GIVEN EXERCISE — Each record needs to be echoed exactly; can you do that?

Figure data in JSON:
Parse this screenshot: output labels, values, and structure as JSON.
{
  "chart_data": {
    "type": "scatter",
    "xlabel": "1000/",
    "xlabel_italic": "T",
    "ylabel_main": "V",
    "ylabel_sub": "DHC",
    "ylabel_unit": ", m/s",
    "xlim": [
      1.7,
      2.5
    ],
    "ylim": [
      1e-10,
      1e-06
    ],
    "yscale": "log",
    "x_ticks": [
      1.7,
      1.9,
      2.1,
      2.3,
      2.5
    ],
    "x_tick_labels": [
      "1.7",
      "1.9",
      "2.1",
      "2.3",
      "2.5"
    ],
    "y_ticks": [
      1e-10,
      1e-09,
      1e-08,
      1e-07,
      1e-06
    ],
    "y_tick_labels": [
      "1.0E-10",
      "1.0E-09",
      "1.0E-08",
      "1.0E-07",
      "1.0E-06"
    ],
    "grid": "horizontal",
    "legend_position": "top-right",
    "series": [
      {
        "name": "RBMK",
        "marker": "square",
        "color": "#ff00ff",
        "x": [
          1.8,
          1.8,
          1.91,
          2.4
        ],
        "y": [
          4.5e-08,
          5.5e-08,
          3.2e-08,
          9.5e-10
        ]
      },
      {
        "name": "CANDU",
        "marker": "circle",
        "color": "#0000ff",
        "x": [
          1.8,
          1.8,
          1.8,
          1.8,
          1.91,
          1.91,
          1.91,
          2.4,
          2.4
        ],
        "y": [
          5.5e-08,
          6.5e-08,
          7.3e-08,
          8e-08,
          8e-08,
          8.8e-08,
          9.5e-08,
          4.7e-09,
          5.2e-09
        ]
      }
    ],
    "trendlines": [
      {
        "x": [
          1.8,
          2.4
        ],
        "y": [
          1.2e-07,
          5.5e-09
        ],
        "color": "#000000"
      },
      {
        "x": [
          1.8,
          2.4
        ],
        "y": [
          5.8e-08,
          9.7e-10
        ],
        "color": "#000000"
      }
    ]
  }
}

ANSWER BELOW —
Parse this screenshot: output labels, values, and structure as JSON.
{
  "chart_data": {
    "type": "scatter",
    "xlabel": "1000/",
    "xlabel_italic": "T",
    "ylabel_main": "V",
    "ylabel_sub": "DHC",
    "ylabel_unit": ", m/s",
    "xlim": [
      1.7,
      2.5
    ],
    "ylim": [
      1e-10,
      1e-06
    ],
    "yscale": "log",
    "x_ticks": [
      1.7,
      1.9,
      2.1,
      2.3,
      2.5
    ],
    "x_tick_labels": [
      "1.7",
      "1.9",
      "2.1",
      "2.3",
      "2.5"
    ],
    "y_ticks": [
      1e-10,
      1e-09,
      1e-08,
      1e-07,
      1e-06
    ],
    "y_tick_labels": [
      "1.0E-10",
      "1.0E-09",
      "1.0E-08",
      "1.0E-07",
      "1.0E-06"
    ],
    "grid": "horizontal",
    "legend_position": "top-right",
    "series": [
      {
        "name": "RBMK",
        "marker": "square",
        "color": "#ff00ff",
        "x": [
          1.8,
          1.8,
          1.91,
          2.4
        ],
        "y": [
          4.5e-08,
          5.5e-08,
          3.2e-08,
          9.5e-10
        ]
      },
      {
        "name": "CANDU",
        "marker": "circle",
        "color": "#0000ff",
        "x": [
          1.8,
          1.8,
          1.8,
          1.8,
          1.91,
          1.91,
          1.91,
          2.4,
          2.4
        ],
        "y": [
          5.5e-08,
          6.5e-08,
          7.3e-08,
          8e-08,
          8e-08,
          8.8e-08,
          9.5e-08,
          4.7e-09,
          5.2e-09
        ]
      }
    ],
    "trendlines": [
      {
        "x": [
          1.8,
          2.4
        ],
        "y": [
          1.2e-07,
          5.5e-09
        ],
        "color": "#000000"
      },
      {
        "x": [
          1.8,
          2.4
        ],
        "y": [
          5.8e-08,
          9.7e-10
        ],
        "color": "#000000"
      }
    ]
  }
}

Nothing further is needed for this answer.